**Work required**
Quote the listing below in its entirety, omitting every image.

>> Begin

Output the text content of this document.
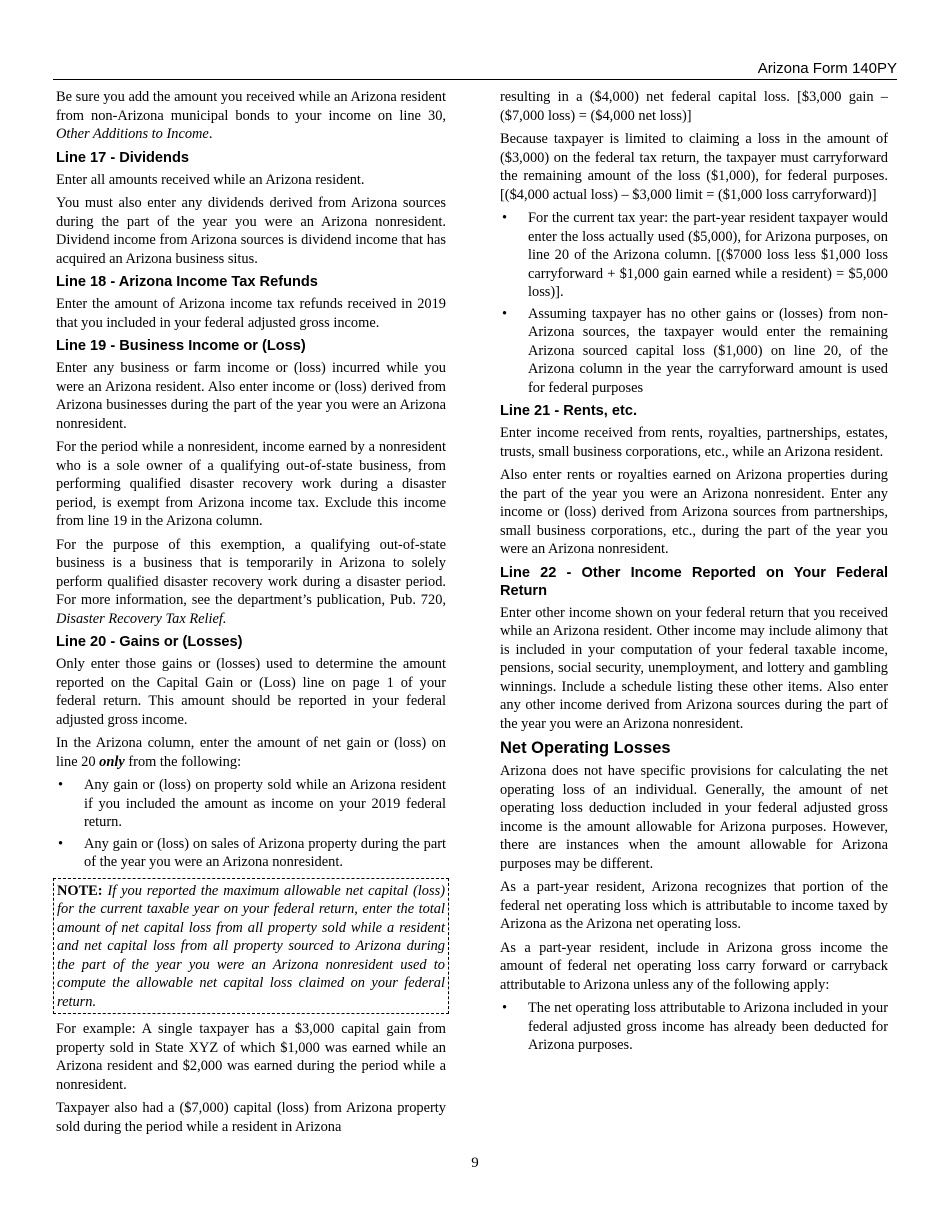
Arizona Form 140PY

Be sure you add the amount you received while an Arizona resident from non-Arizona municipal bonds to your income on line 30, Other Additions to Income.

Line 17 - Dividends

Enter all amounts received while an Arizona resident.

You must also enter any dividends derived from Arizona sources during the part of the year you were an Arizona nonresident. Dividend income from Arizona sources is dividend income that has acquired an Arizona business situs.

Line 18 - Arizona Income Tax Refunds

Enter the amount of Arizona income tax refunds received in 2019 that you included in your federal adjusted gross income.

Line 19 - Business Income or (Loss)

Enter any business or farm income or (loss) incurred while you were an Arizona resident. Also enter income or (loss) derived from Arizona businesses during the part of the year you were an Arizona nonresident.

For the period while a nonresident, income earned by a nonresident who is a sole owner of a qualifying out-of-state business, from performing qualified disaster recovery work during a disaster period, is exempt from Arizona income tax. Exclude this income from line 19 in the Arizona column.

For the purpose of this exemption, a qualifying out-of-state business is a business that is temporarily in Arizona to solely perform qualified disaster recovery work during a disaster period. For more information, see the department’s publication, Pub. 720, Disaster Recovery Tax Relief.

Line 20 - Gains or (Losses)

Only enter those gains or (losses) used to determine the amount reported on the Capital Gain or (Loss) line on page 1 of your federal return. This amount should be reported in your federal adjusted gross income.

In the Arizona column, enter the amount of net gain or (loss) on line 20 only from the following:

• Any gain or (loss) on property sold while an Arizona resident if you included the amount as income on your 2019 federal return.
• Any gain or (loss) on sales of Arizona property during the part of the year you were an Arizona nonresident.

NOTE: If you reported the maximum allowable net capital (loss) for the current taxable year on your federal return, enter the total amount of net capital loss from all property sold while a resident and net capital loss from all property sourced to Arizona during the part of the year you were an Arizona nonresident used to compute the allowable net capital loss claimed on your federal return.

For example: A single taxpayer has a $3,000 capital gain from property sold in State XYZ of which $1,000 was earned while an Arizona resident and $2,000 was earned during the period while a nonresident.

Taxpayer also had a ($7,000) capital (loss) from Arizona property sold during the period while a resident in Arizona

resulting in a ($4,000) net federal capital loss. [$3,000 gain – ($7,000 loss) = ($4,000 net loss)]

Because taxpayer is limited to claiming a loss in the amount of ($3,000) on the federal tax return, the taxpayer must carryforward the remaining amount of the loss ($1,000), for federal purposes. [($4,000 actual loss) – $3,000 limit = ($1,000 loss carryforward)]

• For the current tax year: the part-year resident taxpayer would enter the loss actually used ($5,000), for Arizona purposes, on line 20 of the Arizona column. [($7000 loss less $1,000 loss carryforward + $1,000 gain earned while a resident) = $5,000 loss)].
• Assuming taxpayer has no other gains or (losses) from non-Arizona sources, the taxpayer would enter the remaining Arizona sourced capital loss ($1,000) on line 20, of the Arizona column in the year the carryforward amount is used for federal purposes
Line 21 - Rents, etc.

Enter income received from rents, royalties, partnerships, estates, trusts, small business corporations, etc., while an Arizona resident.

Also enter rents or royalties earned on Arizona properties during the part of the year you were an Arizona nonresident. Enter any income or (loss) derived from Arizona sources from partnerships, small business corporations, etc., during the part of the year you were an Arizona nonresident.

Line 22 - Other Income Reported on Your Federal Return

Enter other income shown on your federal return that you received while an Arizona resident. Other income may include alimony that is included in your computation of your federal taxable income, pensions, social security, unemployment, and lottery and gambling winnings. Include a schedule listing these other items. Also enter any other income derived from Arizona sources during the part of the year you were an Arizona nonresident.

Net Operating Losses

Arizona does not have specific provisions for calculating the net operating loss of an individual. Generally, the amount of net operating loss deduction included in your federal adjusted gross income is the amount allowable for Arizona purposes. However, there are instances when the amount allowable for Arizona purposes may be different.

As a part-year resident, Arizona recognizes that portion of the federal net operating loss which is attributable to income taxed by Arizona as the Arizona net operating loss.

As a part-year resident, include in Arizona gross income the amount of federal net operating loss carry forward or carryback attributable to Arizona unless any of the following apply:

• The net operating loss attributable to Arizona included in your federal adjusted gross income has already been deducted for Arizona purposes.
9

>> End

**Correct output**
Output the text content of this document.
Arizona Form 140PY

Be sure you add the amount you received while an Arizona resident from non-Arizona municipal bonds to your income on line 30, Other Additions to Income.

Line 17 - Dividends

Enter all amounts received while an Arizona resident.

You must also enter any dividends derived from Arizona sources during the part of the year you were an Arizona nonresident. Dividend income from Arizona sources is dividend income that has acquired an Arizona business situs.

Line 18 - Arizona Income Tax Refunds

Enter the amount of Arizona income tax refunds received in 2019 that you included in your federal adjusted gross income.

Line 19 - Business Income or (Loss)

Enter any business or farm income or (loss) incurred while you were an Arizona resident. Also enter income or (loss) derived from Arizona businesses during the part of the year you were an Arizona nonresident.

For the period while a nonresident, income earned by a nonresident who is a sole owner of a qualifying out-of-state business, from performing qualified disaster recovery work during a disaster period, is exempt from Arizona income tax. Exclude this income from line 19 in the Arizona column.

For the purpose of this exemption, a qualifying out-of-state business is a business that is temporarily in Arizona to solely perform qualified disaster recovery work during a disaster period. For more information, see the department’s publication, Pub. 720, Disaster Recovery Tax Relief.

Line 20 - Gains or (Losses)

Only enter those gains or (losses) used to determine the amount reported on the Capital Gain or (Loss) line on page 1 of your federal return. This amount should be reported in your federal adjusted gross income.

In the Arizona column, enter the amount of net gain or (loss) on line 20 only from the following:

• Any gain or (loss) on property sold while an Arizona resident if you included the amount as income on your 2019 federal return.
• Any gain or (loss) on sales of Arizona property during the part of the year you were an Arizona nonresident.

NOTE: If you reported the maximum allowable net capital (loss) for the current taxable year on your federal return, enter the total amount of net capital loss from all property sold while a resident and net capital loss from all property sourced to Arizona during the part of the year you were an Arizona nonresident used to compute the allowable net capital loss claimed on your federal return.

For example: A single taxpayer has a $3,000 capital gain from property sold in State XYZ of which $1,000 was earned while an Arizona resident and $2,000 was earned during the period while a nonresident.

Taxpayer also had a ($7,000) capital (loss) from Arizona property sold during the period while a resident in Arizona

resulting in a ($4,000) net federal capital loss. [$3,000 gain – ($7,000 loss) = ($4,000 net loss)]

Because taxpayer is limited to claiming a loss in the amount of ($3,000) on the federal tax return, the taxpayer must carryforward the remaining amount of the loss ($1,000), for federal purposes. [($4,000 actual loss) – $3,000 limit = ($1,000 loss carryforward)]

• For the current tax year: the part-year resident taxpayer would enter the loss actually used ($5,000), for Arizona purposes, on line 20 of the Arizona column. [($7000 loss less $1,000 loss carryforward + $1,000 gain earned while a resident) = $5,000 loss)].
• Assuming taxpayer has no other gains or (losses) from non-Arizona sources, the taxpayer would enter the remaining Arizona sourced capital loss ($1,000) on line 20, of the Arizona column in the year the carryforward amount is used for federal purposes
Line 21 - Rents, etc.

Enter income received from rents, royalties, partnerships, estates, trusts, small business corporations, etc., while an Arizona resident.

Also enter rents or royalties earned on Arizona properties during the part of the year you were an Arizona nonresident. Enter any income or (loss) derived from Arizona sources from partnerships, small business corporations, etc., during the part of the year you were an Arizona nonresident.

Line 22 - Other Income Reported on Your Federal Return

Enter other income shown on your federal return that you received while an Arizona resident. Other income may include alimony that is included in your computation of your federal taxable income, pensions, social security, unemployment, and lottery and gambling winnings. Include a schedule listing these other items. Also enter any other income derived from Arizona sources during the part of the year you were an Arizona nonresident.

Net Operating Losses

Arizona does not have specific provisions for calculating the net operating loss of an individual. Generally, the amount of net operating loss deduction included in your federal adjusted gross income is the amount allowable for Arizona purposes. However, there are instances when the amount allowable for Arizona purposes may be different.

As a part-year resident, Arizona recognizes that portion of the federal net operating loss which is attributable to income taxed by Arizona as the Arizona net operating loss.

As a part-year resident, include in Arizona gross income the amount of federal net operating loss carry forward or carryback attributable to Arizona unless any of the following apply:

• The net operating loss attributable to Arizona included in your federal adjusted gross income has already been deducted for Arizona purposes.
9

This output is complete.